--- Directions ---
Each line that follows is to be retyped exactly.

[Dataset items]
......

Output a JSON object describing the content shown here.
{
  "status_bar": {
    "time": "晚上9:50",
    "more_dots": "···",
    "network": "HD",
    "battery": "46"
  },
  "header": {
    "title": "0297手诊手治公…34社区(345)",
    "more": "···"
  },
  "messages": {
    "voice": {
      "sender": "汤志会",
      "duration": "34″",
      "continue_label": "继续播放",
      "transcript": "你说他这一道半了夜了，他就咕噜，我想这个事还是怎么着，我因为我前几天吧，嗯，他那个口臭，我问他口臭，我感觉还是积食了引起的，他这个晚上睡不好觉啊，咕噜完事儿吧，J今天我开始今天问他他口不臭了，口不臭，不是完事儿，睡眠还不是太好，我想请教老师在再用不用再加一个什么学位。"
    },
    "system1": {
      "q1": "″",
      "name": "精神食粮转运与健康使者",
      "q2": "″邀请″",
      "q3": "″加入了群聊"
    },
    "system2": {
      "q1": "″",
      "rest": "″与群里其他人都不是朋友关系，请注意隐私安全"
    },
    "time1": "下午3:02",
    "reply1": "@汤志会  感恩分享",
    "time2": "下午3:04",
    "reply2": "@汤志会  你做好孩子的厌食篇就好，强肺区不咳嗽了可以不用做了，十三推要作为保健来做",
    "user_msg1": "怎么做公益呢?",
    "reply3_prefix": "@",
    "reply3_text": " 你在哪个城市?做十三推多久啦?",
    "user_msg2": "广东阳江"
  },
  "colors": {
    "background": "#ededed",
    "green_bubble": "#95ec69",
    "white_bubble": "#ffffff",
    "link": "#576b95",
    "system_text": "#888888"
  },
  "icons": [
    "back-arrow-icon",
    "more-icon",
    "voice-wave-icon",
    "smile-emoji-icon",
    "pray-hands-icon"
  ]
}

......

--- The completed task ---
Output a JSON object describing the content shown here.
{
  "status_bar": {
    "time": "晚上9:50",
    "more_dots": "···",
    "network": "HD",
    "battery": "46"
  },
  "header": {
    "title": "0297手诊手治公…34社区(345)",
    "more": "···"
  },
  "messages": {
    "voice": {
      "sender": "汤志会",
      "duration": "34″",
      "continue_label": "继续播放",
      "transcript": "你说他这一道半了夜了，他就咕噜，我想这个事还是怎么着，我因为我前几天吧，嗯，他那个口臭，我问他口臭，我感觉还是积食了引起的，他这个晚上睡不好觉啊，咕噜完事儿吧，J今天我开始今天问他他口不臭了，口不臭，不是完事儿，睡眠还不是太好，我想请教老师在再用不用再加一个什么学位。"
    },
    "system1": {
      "q1": "″",
      "name": "精神食粮转运与健康使者",
      "q2": "″邀请″",
      "q3": "″加入了群聊"
    },
    "system2": {
      "q1": "″",
      "rest": "″与群里其他人都不是朋友关系，请注意隐私安全"
    },
    "time1": "下午3:02",
    "reply1": "@汤志会  感恩分享",
    "time2": "下午3:04",
    "reply2": "@汤志会  你做好孩子的厌食篇就好，强肺区不咳嗽了可以不用做了，十三推要作为保健来做",
    "user_msg1": "怎么做公益呢?",
    "reply3_prefix": "@",
    "reply3_text": " 你在哪个城市?做十三推多久啦?",
    "user_msg2": "广东阳江"
  },
  "colors": {
    "background": "#ededed",
    "green_bubble": "#95ec69",
    "white_bubble": "#ffffff",
    "link": "#576b95",
    "system_text": "#888888"
  },
  "icons": [
    "back-arrow-icon",
    "more-icon",
    "voice-wave-icon",
    "smile-emoji-icon",
    "pray-hands-icon"
  ]
}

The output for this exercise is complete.